**Task brief**. Only the number is wanted: tally the lines below that contain the word "Income".

[Data items]
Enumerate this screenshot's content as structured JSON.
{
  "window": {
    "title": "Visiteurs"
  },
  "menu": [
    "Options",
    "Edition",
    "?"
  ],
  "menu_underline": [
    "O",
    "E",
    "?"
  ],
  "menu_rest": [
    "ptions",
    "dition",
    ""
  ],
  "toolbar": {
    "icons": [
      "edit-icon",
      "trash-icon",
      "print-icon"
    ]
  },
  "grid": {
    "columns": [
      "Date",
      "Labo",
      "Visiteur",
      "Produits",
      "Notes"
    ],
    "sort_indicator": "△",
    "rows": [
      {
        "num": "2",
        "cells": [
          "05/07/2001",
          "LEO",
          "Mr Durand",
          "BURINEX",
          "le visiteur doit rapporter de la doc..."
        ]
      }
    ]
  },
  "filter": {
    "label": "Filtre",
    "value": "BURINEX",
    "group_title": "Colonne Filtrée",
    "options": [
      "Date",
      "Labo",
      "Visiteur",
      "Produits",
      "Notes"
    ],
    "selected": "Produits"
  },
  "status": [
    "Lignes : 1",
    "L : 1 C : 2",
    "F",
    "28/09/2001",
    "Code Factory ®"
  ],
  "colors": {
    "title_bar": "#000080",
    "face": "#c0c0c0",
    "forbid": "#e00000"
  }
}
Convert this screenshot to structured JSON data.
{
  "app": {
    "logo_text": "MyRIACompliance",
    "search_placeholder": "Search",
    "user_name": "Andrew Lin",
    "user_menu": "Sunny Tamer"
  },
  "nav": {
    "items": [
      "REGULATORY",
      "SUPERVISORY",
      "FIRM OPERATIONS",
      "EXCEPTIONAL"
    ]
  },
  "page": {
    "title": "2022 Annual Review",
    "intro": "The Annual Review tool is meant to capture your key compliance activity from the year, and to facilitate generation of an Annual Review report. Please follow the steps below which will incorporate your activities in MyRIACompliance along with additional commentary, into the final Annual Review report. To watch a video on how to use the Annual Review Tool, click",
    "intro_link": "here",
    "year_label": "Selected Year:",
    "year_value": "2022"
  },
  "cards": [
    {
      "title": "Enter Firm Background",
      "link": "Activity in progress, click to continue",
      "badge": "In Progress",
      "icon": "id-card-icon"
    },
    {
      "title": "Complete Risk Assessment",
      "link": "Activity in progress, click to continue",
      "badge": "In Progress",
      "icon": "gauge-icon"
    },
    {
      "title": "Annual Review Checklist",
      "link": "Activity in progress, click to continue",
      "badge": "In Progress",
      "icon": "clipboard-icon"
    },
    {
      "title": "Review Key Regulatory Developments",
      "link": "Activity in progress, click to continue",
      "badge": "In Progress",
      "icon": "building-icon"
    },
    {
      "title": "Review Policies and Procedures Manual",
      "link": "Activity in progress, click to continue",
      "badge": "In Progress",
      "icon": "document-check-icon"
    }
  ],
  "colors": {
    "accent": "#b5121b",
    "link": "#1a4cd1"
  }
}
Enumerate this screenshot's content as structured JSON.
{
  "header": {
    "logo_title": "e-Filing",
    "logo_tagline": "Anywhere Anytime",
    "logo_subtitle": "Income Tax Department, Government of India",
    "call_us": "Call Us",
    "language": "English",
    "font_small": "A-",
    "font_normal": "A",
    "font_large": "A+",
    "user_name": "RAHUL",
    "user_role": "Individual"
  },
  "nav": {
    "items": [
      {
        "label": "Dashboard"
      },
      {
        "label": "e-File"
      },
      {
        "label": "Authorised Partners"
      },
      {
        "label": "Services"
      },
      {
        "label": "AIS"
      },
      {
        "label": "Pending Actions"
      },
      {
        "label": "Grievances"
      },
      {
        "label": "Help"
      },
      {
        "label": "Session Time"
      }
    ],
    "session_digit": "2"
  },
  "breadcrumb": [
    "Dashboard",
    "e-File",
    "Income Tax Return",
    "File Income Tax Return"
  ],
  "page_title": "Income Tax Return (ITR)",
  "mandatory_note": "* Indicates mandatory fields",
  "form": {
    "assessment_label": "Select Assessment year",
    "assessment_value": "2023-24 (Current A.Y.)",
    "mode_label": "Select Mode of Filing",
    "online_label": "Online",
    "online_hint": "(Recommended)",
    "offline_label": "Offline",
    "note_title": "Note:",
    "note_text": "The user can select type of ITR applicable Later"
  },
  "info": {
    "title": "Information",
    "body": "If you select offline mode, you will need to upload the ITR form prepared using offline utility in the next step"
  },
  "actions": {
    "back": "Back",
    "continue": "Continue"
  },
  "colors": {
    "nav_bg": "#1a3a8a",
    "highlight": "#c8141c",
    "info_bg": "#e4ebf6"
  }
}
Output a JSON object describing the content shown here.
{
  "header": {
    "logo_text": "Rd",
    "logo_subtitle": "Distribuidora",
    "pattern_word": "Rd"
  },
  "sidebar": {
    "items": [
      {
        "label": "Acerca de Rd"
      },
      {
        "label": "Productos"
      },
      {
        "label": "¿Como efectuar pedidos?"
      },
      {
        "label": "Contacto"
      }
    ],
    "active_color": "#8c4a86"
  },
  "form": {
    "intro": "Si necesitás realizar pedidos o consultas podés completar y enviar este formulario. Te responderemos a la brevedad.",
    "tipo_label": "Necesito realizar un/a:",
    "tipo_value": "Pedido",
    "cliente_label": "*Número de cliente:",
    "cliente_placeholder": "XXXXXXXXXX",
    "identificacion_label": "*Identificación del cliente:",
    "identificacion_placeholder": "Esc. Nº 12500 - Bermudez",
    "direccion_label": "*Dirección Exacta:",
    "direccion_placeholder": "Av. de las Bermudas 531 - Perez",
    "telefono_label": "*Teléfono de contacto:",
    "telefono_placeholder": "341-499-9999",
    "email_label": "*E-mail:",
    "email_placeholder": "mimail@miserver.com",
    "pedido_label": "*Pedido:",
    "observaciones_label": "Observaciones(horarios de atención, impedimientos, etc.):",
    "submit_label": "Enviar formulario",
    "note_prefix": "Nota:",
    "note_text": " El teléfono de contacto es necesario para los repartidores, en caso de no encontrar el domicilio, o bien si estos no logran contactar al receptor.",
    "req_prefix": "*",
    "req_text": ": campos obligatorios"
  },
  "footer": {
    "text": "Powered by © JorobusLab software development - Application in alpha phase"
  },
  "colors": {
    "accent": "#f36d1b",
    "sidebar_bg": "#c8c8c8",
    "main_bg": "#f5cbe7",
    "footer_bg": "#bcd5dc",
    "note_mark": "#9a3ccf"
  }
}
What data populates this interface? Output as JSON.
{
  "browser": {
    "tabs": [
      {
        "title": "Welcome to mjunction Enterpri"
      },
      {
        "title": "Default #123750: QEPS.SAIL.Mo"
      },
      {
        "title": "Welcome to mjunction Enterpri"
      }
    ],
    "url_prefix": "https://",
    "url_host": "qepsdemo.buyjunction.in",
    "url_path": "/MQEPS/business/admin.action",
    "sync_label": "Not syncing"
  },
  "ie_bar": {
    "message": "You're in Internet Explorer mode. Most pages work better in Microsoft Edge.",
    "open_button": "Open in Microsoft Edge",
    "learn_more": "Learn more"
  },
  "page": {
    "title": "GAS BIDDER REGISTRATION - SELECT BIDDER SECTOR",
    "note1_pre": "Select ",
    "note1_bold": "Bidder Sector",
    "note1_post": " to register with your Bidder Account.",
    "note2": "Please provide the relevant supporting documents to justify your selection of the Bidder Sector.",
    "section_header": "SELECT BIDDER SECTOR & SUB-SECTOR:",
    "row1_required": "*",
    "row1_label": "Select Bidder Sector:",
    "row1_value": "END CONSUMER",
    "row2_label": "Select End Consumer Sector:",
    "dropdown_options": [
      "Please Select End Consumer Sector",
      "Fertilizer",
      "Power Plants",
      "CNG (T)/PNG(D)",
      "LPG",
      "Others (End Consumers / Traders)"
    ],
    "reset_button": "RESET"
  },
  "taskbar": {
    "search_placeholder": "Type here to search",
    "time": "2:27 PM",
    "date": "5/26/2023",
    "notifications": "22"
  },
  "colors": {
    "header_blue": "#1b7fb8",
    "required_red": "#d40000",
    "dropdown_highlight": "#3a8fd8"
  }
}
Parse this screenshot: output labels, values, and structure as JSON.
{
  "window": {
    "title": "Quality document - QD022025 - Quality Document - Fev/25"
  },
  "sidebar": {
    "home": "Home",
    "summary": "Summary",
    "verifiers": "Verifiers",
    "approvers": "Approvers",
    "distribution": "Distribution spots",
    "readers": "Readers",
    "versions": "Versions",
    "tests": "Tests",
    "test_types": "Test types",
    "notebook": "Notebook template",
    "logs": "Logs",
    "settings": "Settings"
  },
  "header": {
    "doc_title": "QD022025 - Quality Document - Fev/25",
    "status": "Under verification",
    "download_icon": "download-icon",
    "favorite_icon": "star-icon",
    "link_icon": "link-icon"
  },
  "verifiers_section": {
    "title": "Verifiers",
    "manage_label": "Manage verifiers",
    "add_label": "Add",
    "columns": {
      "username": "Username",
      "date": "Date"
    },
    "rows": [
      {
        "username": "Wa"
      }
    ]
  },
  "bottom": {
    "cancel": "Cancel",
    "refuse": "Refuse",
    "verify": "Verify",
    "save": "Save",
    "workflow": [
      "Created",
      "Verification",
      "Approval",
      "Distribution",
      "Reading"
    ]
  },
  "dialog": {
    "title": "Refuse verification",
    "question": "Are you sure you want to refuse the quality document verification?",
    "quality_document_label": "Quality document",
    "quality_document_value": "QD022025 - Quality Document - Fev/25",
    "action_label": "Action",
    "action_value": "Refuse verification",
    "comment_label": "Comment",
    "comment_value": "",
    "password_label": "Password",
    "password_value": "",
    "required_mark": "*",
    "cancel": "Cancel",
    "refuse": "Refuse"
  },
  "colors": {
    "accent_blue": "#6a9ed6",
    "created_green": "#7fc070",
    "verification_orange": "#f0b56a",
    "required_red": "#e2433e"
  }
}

**Problem solution**. 4